| Problem description |
Rewrite the lines from the line with "stat-std-dev: Std. Dev." up to and including the line with "y-tick-label: 2.0 (40, 87, 54, 98)". Put "x-axis-tick-label" in place of every occurrence of "x-tick-label" and leave everything else unchanged.

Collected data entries

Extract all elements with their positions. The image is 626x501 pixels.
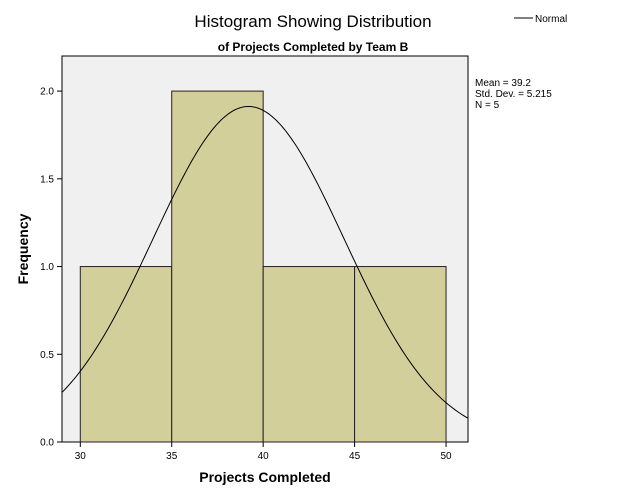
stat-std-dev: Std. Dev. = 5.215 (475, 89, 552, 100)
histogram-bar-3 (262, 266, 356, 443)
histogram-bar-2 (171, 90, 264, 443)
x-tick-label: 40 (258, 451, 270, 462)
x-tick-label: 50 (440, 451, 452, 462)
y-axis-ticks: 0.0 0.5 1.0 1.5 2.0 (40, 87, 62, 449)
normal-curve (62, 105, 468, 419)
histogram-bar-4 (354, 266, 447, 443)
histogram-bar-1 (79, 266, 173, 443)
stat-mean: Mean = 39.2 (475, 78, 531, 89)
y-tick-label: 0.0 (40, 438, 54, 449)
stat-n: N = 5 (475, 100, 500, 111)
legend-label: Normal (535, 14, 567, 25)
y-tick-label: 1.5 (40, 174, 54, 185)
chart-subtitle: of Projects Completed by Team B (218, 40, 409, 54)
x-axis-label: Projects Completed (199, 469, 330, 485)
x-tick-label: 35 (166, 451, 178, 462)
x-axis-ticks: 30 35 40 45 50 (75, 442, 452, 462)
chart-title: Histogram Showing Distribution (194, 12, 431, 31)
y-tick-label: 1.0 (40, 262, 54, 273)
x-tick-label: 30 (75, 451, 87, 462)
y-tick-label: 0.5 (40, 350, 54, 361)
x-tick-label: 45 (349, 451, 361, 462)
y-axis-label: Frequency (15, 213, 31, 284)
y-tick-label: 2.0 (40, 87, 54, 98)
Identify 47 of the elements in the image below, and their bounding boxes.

| Result of this task |
stat-std-dev: Std. Dev. = 5.215 (475, 89, 552, 100)
histogram-bar-3 (262, 266, 356, 443)
histogram-bar-2 (171, 90, 264, 443)
x-axis-tick-label: 40 (258, 451, 270, 462)
x-axis-tick-label: 50 (440, 451, 452, 462)
y-axis-ticks: 0.0 0.5 1.0 1.5 2.0 (40, 87, 62, 449)
normal-curve (62, 105, 468, 419)
histogram-bar-4 (354, 266, 447, 443)
histogram-bar-1 (79, 266, 173, 443)
stat-mean: Mean = 39.2 (475, 78, 531, 89)
y-tick-label: 0.0 (40, 438, 54, 449)
stat-n: N = 5 (475, 100, 500, 111)
legend-label: Normal (535, 14, 567, 25)
y-tick-label: 1.5 (40, 174, 54, 185)
chart-subtitle: of Projects Completed by Team B (218, 40, 409, 54)
x-axis-label: Projects Completed (199, 469, 330, 485)
x-axis-tick-label: 35 (166, 451, 178, 462)
x-axis-ticks: 30 35 40 45 50 (75, 442, 452, 462)
chart-title: Histogram Showing Distribution (194, 12, 431, 31)
y-tick-label: 1.0 (40, 262, 54, 273)
x-axis-tick-label: 30 (75, 451, 87, 462)
y-tick-label: 0.5 (40, 350, 54, 361)
x-axis-tick-label: 45 (349, 451, 361, 462)
y-axis-label: Frequency (15, 213, 31, 284)
y-tick-label: 2.0 (40, 87, 54, 98)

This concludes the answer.